Aim
Of all the lines in the material, how many contain the word "NumCompaniesWorked"? State the number alone.

Data to use
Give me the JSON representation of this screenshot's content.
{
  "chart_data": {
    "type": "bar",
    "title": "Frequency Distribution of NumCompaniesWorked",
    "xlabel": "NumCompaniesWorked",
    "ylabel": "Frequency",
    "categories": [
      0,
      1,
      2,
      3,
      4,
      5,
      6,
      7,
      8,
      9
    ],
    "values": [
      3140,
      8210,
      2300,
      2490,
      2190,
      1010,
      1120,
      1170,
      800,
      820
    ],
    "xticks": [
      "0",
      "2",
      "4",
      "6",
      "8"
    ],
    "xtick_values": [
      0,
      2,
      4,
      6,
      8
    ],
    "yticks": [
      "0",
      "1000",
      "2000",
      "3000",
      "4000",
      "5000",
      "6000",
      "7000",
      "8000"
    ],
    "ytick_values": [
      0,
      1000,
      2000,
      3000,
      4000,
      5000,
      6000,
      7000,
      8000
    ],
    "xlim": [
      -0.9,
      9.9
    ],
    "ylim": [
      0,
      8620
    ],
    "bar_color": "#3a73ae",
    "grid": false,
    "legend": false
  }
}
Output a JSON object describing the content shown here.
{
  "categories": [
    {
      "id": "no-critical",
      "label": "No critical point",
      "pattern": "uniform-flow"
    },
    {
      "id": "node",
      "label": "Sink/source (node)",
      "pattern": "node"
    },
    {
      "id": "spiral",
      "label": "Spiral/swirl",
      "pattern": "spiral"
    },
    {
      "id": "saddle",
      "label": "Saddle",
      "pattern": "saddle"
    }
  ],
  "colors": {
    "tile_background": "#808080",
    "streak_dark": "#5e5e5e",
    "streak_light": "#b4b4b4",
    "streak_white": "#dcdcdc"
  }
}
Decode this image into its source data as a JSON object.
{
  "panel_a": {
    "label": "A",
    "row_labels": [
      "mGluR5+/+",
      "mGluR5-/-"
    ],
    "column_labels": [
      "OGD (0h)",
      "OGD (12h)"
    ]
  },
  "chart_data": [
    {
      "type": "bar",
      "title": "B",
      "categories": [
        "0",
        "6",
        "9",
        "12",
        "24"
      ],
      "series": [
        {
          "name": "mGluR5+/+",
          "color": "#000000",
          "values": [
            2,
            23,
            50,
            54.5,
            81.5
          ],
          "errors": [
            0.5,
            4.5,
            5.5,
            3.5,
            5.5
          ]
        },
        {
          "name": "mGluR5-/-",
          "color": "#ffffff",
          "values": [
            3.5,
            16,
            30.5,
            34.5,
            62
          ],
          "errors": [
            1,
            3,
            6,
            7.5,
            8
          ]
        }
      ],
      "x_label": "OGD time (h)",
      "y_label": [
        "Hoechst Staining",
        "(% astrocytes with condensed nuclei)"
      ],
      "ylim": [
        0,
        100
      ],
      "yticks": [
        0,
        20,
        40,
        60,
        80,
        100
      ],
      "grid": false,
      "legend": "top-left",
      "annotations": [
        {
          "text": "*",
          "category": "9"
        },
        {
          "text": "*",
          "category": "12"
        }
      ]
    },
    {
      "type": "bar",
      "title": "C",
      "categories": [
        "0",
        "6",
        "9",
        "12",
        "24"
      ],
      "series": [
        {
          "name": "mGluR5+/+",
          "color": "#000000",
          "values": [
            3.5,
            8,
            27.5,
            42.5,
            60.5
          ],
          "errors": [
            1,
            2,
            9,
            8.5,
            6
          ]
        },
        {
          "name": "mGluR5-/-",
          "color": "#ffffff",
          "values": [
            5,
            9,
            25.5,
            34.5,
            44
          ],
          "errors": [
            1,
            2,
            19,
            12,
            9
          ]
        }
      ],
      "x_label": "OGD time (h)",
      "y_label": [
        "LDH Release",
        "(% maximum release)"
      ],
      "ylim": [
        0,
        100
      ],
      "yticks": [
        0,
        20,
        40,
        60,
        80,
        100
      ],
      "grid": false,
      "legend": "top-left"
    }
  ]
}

The result
2